■ **Directions for this task**
Determine the number of lines that have the string "texto" in them, and give only that number.

- - - - -

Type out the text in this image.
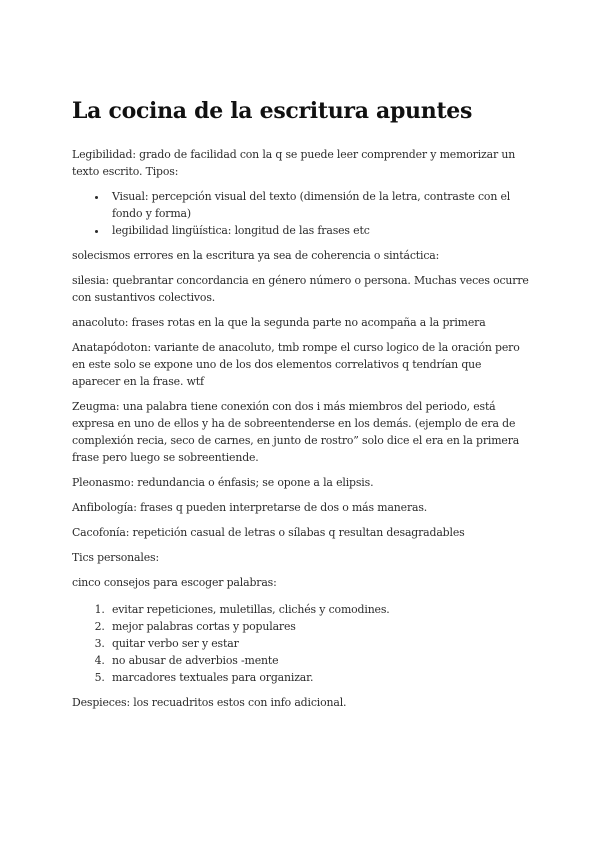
La cocina de la escritura apuntes

Legibilidad: grado de facilidad con la q se puede leer comprender y memorizar un texto escrito. Tipos:

• Visual: percepción visual del texto (dimensión de la letra, contraste con el fondo y forma)
• legibilidad lingüística: longitud de las frases etc

solecismos errores en la escritura ya sea de coherencia o sintáctica:

silesia: quebrantar concordancia en género número o persona. Muchas veces ocurre con sustantivos colectivos.

anacoluto: frases rotas en la que la segunda parte no acompaña a la primera

Anatapódoton: variante de anacoluto, tmb rompe el curso logico de la oración pero en este solo se expone uno de los dos elementos correlativos q tendrían que aparecer en la frase. wtf

Zeugma: una palabra tiene conexión con dos i más miembros del periodo, está expresa en uno de ellos y ha de sobreentenderse en los demás. (ejemplo de era de complexión recia, seco de carnes, en junto de rostro” solo dice el era en la primera frase pero luego se sobreentiende.

Pleonasmo: redundancia o énfasis; se opone a la elipsis.

Anfibología: frases q pueden interpretarse de dos o más maneras.

Cacofonía: repetición casual de letras o sílabas q resultan desagradables

Tics personales:

cinco consejos para escoger palabras:

1. evitar repeticiones, muletillas, clichés y comodines.
2. mejor palabras cortas y populares
3. quitar verbo ser y estar
4. no abusar de adverbios -mente
5. marcadores textuales para organizar.

Despieces: los recuadritos estos con info adicional.
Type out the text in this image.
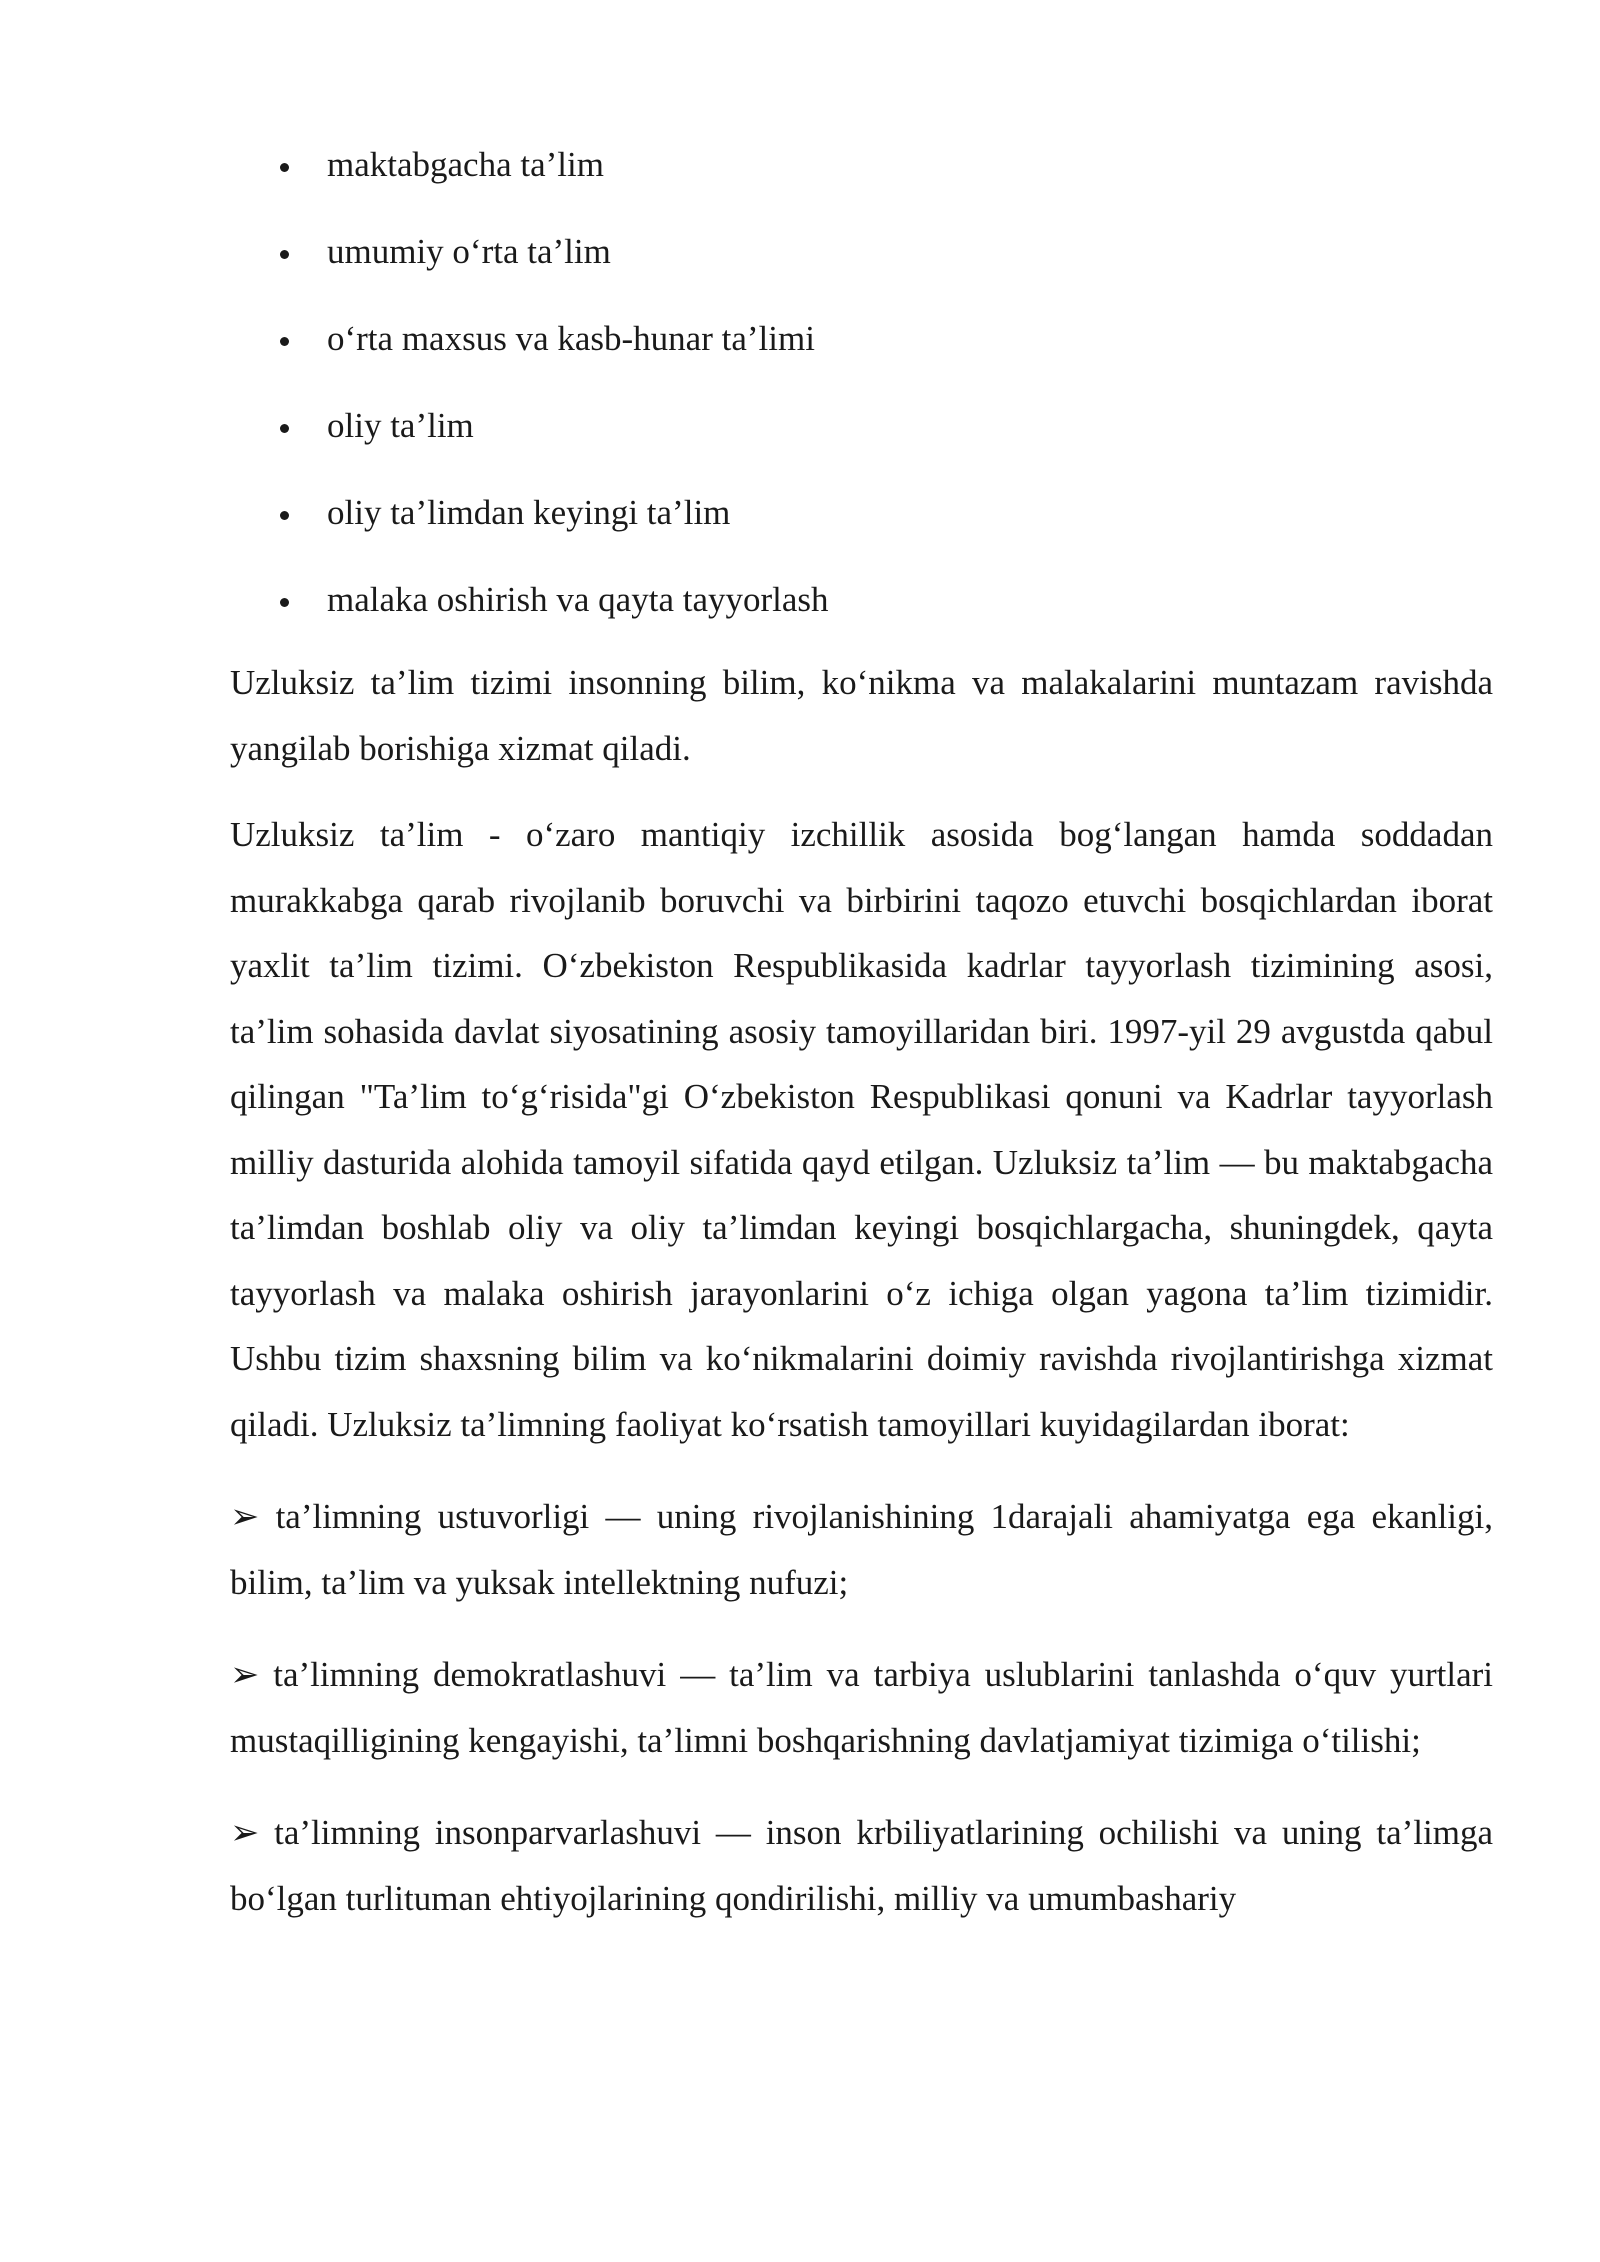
maktabgacha ta’lim
umumiy o‘rta ta’lim
o‘rta maxsus va kasb-hunar ta’limi
oliy ta’lim
oliy ta’limdan keyingi ta’lim
malaka oshirish va qayta tayyorlash

Uzluksiz ta’lim tizimi insonning bilim, ko‘nikma va malakalarini muntazam ravishda yangilab borishiga xizmat qiladi.

Uzluksiz ta’lim - o‘zaro mantiqiy izchillik asosida bog‘langan hamda soddadan murakkabga qarab rivojlanib boruvchi va birbirini taqozo etuvchi bosqichlardan iborat yaxlit ta’lim tizimi. O‘zbekiston Respublikasida kadrlar tayyorlash tizimining asosi, ta’lim sohasida davlat siyosatining asosiy tamoyillaridan biri. 1997-yil 29 avgustda qabul qilingan "Ta’lim to‘g‘risida"gi O‘zbekiston Respublikasi qonuni va Kadrlar tayyorlash milliy dasturida alohida tamoyil sifatida qayd etilgan. Uzluksiz ta’lim — bu maktabgacha ta’limdan boshlab oliy va oliy ta’limdan keyingi bosqichlargacha, shuningdek, qayta tayyorlash va malaka oshirish jarayonlarini o‘z ichiga olgan yagona ta’lim tizimidir. Ushbu tizim shaxsning bilim va ko‘nikmalarini doimiy ravishda rivojlantirishga xizmat qiladi. Uzluksiz ta’limning faoliyat ko‘rsatish tamoyillari kuyidagilardan iborat:

➢ ta’limning ustuvorligi — uning rivojlanishining 1darajali ahamiyatga ega ekanligi, bilim, ta’lim va yuksak intellektning nufuzi;

➢ ta’limning demokratlashuvi — ta’lim va tarbiya uslublarini tanlashda o‘quv yurtlari mustaqilligining kengayishi, ta’limni boshqarishning davlatjamiyat tizimiga o‘tilishi;

➢ ta’limning insonparvarlashuvi — inson krbiliyatlarining ochilishi va uning ta’limga bo‘lgan turlituman ehtiyojlarining qondirilishi, milliy va umumbashariy
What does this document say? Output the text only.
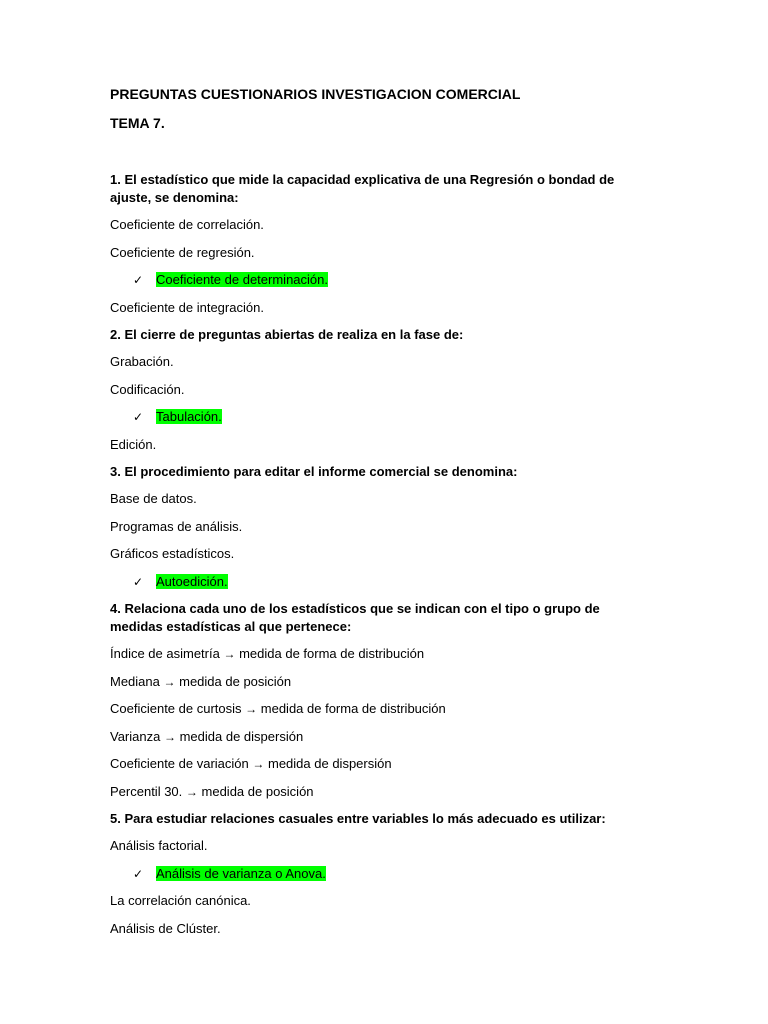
PREGUNTAS CUESTIONARIOS INVESTIGACION COMERCIAL
TEMA 7.
1. El estadístico que mide la capacidad explicativa de una Regresión o bondad de ajuste, se denomina:
Coeficiente de correlación.
Coeficiente de regresión.
✓ Coeficiente de determinación.
Coeficiente de integración.
2. El cierre de preguntas abiertas de realiza en la fase de:
Grabación.
Codificación.
✓ Tabulación.
Edición.
3. El procedimiento para editar el informe comercial se denomina:
Base de datos.
Programas de análisis.
Gráficos estadísticos.
✓ Autoedición.
4. Relaciona cada uno de los estadísticos que se indican con el tipo o grupo de medidas estadísticas al que pertenece:
Índice de asimetría → medida de forma de distribución
Mediana → medida de posición
Coeficiente de curtosis → medida de forma de distribución
Varianza → medida de dispersión
Coeficiente de variación → medida de dispersión
Percentil 30. → medida de posición
5. Para estudiar relaciones casuales entre variables lo más adecuado es utilizar:
Análisis factorial.
✓ Análisis de varianza o Anova.
La correlación canónica.
Análisis de Clúster.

- - - - -

■ **Final answer**
2